### What to produce:
Extract every line from the records below that contains the word "Level".

═══ Record set

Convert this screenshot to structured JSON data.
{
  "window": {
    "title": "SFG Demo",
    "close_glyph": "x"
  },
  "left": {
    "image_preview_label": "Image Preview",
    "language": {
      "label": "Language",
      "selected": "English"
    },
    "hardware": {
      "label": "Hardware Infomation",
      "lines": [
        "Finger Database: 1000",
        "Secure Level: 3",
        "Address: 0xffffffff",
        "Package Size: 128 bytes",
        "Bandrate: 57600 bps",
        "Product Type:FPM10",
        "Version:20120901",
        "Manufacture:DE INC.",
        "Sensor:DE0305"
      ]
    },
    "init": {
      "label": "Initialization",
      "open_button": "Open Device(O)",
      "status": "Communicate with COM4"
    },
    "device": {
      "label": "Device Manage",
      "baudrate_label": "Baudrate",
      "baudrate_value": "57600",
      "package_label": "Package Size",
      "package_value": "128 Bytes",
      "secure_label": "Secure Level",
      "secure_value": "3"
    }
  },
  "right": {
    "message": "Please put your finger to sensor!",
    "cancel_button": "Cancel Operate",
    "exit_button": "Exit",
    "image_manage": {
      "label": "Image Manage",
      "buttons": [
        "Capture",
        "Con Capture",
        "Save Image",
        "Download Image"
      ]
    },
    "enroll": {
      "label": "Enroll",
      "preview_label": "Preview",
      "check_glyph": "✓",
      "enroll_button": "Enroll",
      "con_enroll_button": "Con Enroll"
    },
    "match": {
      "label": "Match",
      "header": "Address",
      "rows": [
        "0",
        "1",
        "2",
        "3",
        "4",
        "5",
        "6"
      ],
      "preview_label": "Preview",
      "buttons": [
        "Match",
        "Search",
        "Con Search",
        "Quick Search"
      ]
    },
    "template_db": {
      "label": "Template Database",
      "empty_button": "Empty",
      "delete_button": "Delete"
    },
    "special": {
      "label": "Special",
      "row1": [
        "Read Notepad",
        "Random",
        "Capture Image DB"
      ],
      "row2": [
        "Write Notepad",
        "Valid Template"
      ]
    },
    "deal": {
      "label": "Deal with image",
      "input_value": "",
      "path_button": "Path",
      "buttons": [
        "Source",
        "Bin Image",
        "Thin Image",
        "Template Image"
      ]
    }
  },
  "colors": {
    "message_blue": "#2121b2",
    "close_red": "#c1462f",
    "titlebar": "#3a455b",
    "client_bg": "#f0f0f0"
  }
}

══════

### Task solution:
        "Secure Level: 3",
      "secure_label": "Secure Level",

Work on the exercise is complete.